What is being asked
Copy every record exactly, and keep the pictures out.
═════ Supplied data ═════
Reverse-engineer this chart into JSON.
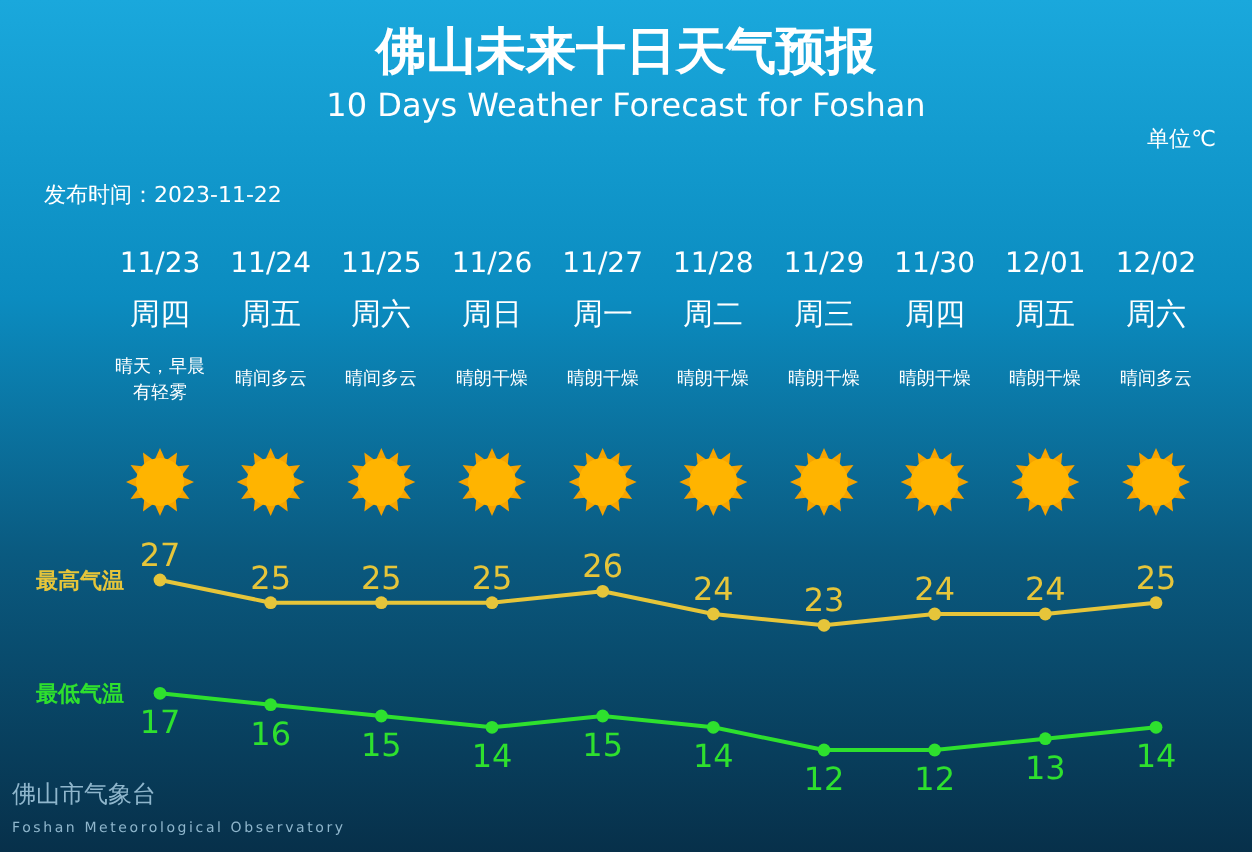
{
  "chart_data": {
    "type": "line",
    "title": "佛山未来十日天气预报",
    "subtitle": "10 Days Weather Forecast for Foshan",
    "ylabel": "单位℃",
    "categories": [
      "11/23",
      "11/24",
      "11/25",
      "11/26",
      "11/27",
      "11/28",
      "11/29",
      "11/30",
      "12/01",
      "12/02"
    ],
    "series": [
      {
        "name": "最高气温",
        "color": "#e6c53a",
        "values": [
          27,
          25,
          25,
          25,
          26,
          24,
          23,
          24,
          24,
          25
        ]
      },
      {
        "name": "最低气温",
        "color": "#2ee02e",
        "values": [
          17,
          16,
          15,
          14,
          15,
          14,
          12,
          12,
          13,
          14
        ]
      }
    ],
    "data_labels": true,
    "marker": "circle",
    "legend": "left",
    "annotations": [
      "发布时间：2023-11-22",
      "周四",
      "周五",
      "周六",
      "周日",
      "周一",
      "周二",
      "周三",
      "周四",
      "周五",
      "周六",
      "晴天，早晨有轻雾",
      "晴间多云",
      "晴间多云",
      "晴朗干燥",
      "晴朗干燥",
      "晴朗干燥",
      "晴朗干燥",
      "晴朗干燥",
      "晴朗干燥",
      "晴间多云",
      "佛山市气象台",
      "Foshan Meteorological Observatory"
    ]
  }
}
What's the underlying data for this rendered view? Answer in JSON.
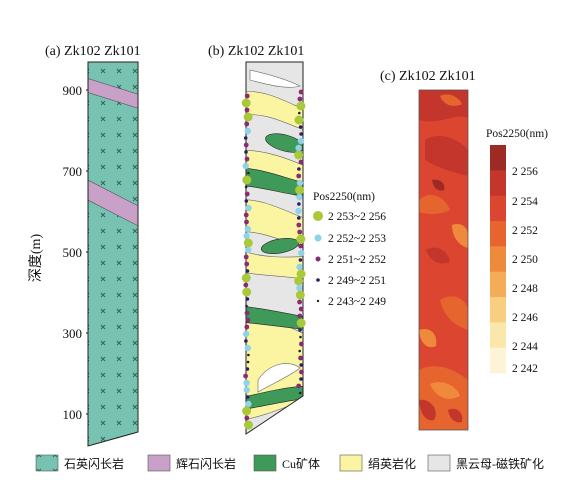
═════
Answer to the exercise
Reverse-engineer this chart into JSON.
{
  "chart_data": {
    "type": "line",
    "title": "佛山未来十日天气预报",
    "subtitle": "10 Days Weather Forecast for Foshan",
    "ylabel": "单位℃",
    "categories": [
      "11/23",
      "11/24",
      "11/25",
      "11/26",
      "11/27",
      "11/28",
      "11/29",
      "11/30",
      "12/01",
      "12/02"
    ],
    "series": [
      {
        "name": "最高气温",
        "color": "#e6c53a",
        "values": [
          27,
          25,
          25,
          25,
          26,
          24,
          23,
          24,
          24,
          25
        ]
      },
      {
        "name": "最低气温",
        "color": "#2ee02e",
        "values": [
          17,
          16,
          15,
          14,
          15,
          14,
          12,
          12,
          13,
          14
        ]
      }
    ],
    "data_labels": true,
    "marker": "circle",
    "legend": "left",
    "annotations": [
      "发布时间：2023-11-22",
      "周四",
      "周五",
      "周六",
      "周日",
      "周一",
      "周二",
      "周三",
      "周四",
      "周五",
      "周六",
      "晴天，早晨有轻雾",
      "晴间多云",
      "晴间多云",
      "晴朗干燥",
      "晴朗干燥",
      "晴朗干燥",
      "晴朗干燥",
      "晴朗干燥",
      "晴朗干燥",
      "晴间多云",
      "佛山市气象台",
      "Foshan Meteorological Observatory"
    ]
  }
}
What's the underlying data for this rendered view? Answer in JSON.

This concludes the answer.